Why shared values are more important than shared interests
While sharing the same love of Latin music and a passion for pasta might enhance your relationship, what really makes a difference is the values that you share. Fran Creffield explains why shared values are more important than shared interests
It’s lovely to have a relationship with someone who enjoys the same hobbies, activities, holidays or food as you. While it’s important that your interests aren’t off-putting to your partner, there are many examples of long and happy relationships where couples actually have interests that are totally diverse. The reason these relationships continue is because they share values.
If you have shared values, regardless of your interests, your relationship has a good chance of success. On the other hand, if you have no shared values but lots of common interests, you might have a great time together for a while but when it comes to making decisions about marriage, children and careers, you could find that you lack the strong foundations that move you forward.
These are the fundamental beliefs that make you unique. Many of them will have been formed in childhood, inherited from your parents. Your core values will affect all the decisions and choices you make in life, including your religion, your political beliefs, your career choices, your lifestyle and how you spend your time.
Each of us is constantly making decisions based on what feels ‘right’ to us. It’s an inner feeling. When you go along with something that doesn’t fit with your core values, you will feel uncomfortable and unhappy.
Core values can change over time as we grow and learn more about what’s important to us as individuals but it’s unlikely that anyone will be happy in a relationship with someone whose core values conflict with their own.
You may decide a relationship is worth changing for because you have so many shared interests. If you adapt to fit in with another person’s religion, for example, unless you find a way to make it suit your own values then it’s unlikely that you will feel authentic within the relationship – you will feel compromised.
What are your values?

Stored data:

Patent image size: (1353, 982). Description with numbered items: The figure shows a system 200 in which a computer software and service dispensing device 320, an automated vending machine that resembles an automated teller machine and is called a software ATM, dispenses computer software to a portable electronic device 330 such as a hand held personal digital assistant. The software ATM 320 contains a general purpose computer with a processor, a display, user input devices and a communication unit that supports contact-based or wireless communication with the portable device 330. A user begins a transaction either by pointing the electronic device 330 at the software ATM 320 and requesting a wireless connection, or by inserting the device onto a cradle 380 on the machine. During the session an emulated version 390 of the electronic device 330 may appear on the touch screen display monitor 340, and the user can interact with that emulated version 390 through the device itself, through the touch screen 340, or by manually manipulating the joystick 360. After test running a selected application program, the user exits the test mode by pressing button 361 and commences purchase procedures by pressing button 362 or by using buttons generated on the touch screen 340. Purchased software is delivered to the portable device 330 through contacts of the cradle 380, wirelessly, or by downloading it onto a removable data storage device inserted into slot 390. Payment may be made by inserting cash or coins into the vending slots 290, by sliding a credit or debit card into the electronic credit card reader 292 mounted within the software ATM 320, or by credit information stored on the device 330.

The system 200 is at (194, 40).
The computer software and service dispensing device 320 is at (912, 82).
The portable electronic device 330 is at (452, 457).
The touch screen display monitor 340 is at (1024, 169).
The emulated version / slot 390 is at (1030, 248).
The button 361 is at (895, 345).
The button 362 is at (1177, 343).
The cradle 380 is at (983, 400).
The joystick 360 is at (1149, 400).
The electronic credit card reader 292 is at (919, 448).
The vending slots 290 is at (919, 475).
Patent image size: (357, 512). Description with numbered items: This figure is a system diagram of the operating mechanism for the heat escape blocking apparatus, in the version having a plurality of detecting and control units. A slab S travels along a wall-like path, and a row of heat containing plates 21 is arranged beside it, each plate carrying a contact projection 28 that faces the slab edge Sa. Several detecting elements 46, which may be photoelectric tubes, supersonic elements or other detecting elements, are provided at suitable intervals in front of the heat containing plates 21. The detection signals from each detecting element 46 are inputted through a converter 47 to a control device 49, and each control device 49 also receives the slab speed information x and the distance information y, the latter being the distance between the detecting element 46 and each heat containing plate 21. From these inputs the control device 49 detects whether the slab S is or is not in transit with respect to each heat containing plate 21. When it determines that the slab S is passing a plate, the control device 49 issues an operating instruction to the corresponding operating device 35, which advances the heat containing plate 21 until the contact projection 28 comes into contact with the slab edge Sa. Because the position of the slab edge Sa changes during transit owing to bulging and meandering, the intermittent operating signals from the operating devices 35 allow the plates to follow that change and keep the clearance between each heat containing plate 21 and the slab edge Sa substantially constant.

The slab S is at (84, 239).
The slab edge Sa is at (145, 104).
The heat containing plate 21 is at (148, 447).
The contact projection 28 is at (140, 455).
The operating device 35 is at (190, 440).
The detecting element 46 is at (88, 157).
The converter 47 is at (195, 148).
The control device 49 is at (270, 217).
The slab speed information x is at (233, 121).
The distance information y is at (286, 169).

● SET OF TASKS
**1)** Decide whether each statement agrees with the passage on shared values, answering yes or no and quoting the words of the passage that settle it: (a) Couples whose interests are completely different can still have long and happy relationships. (b) Core values stay fixed once they are formed in childhood. (c) Going along with something that conflicts with your core values leaves you feeling uncomfortable.
**2)** Carry on the passage on shared values from its final line.
The stored data has no connection to the passage on shared values.

● EXERCISE ANSWERS
**1)**
(a) Yes: "there are many examples of long and happy relationships where couples actually have interests that are totally diverse."
(b) No: "Core values can change over time as we grow and learn more about what’s important to us as individuals"
(c) Yes: "When you go along with something that doesn’t fit with your core values, you will feel uncomfortable and unhappy."

**2)**
Many people aren’t very clear about what their values are. They don’t know that they feel strongly about something until it’s threatened. It’s important to spend some time getting to know yourself and what’s important to you if you are going to find a compatible match.
Also examine what values you’re looking for in a match, are they values you actually have yourself or are they things you aspire to?
There are values that change over time according to what life stage you’re at. What’s important to a teenager is usually very different from what’s important to a parent of young children. These secondary values are usually underpinned by core beliefs, so a teenager who is passionate about animal rights will probably still think being a vegetarian is important in later life.
Having a lot in common
We tend to judge people on how they spend their time. We do this because interests are often reflective of someone’s core values, but they can be misleading. One person may be involved in charity work because they believe passionately about the cause while another could be involved because they’re hoping to meet new people and have no real interest in the cause.
The test of values usually comes later in the relationship when big, life-changing decisions have to be made. Discovering you have completely different values about the upbringing of children often doesn’t come up until a couple actually have a child and then all sorts of problems can arise. Get to know someone’s values in the dating phase of a relationship.
Couples who (happily) grow old together are the ones who connect at that deep level. When the kids have left home and the glittering careers have ended, they’re still in tune with each other at a deeply compatible level, joined by their values. This is the level that eHarmony uses to select matches and it’s the one that will stand the test of time.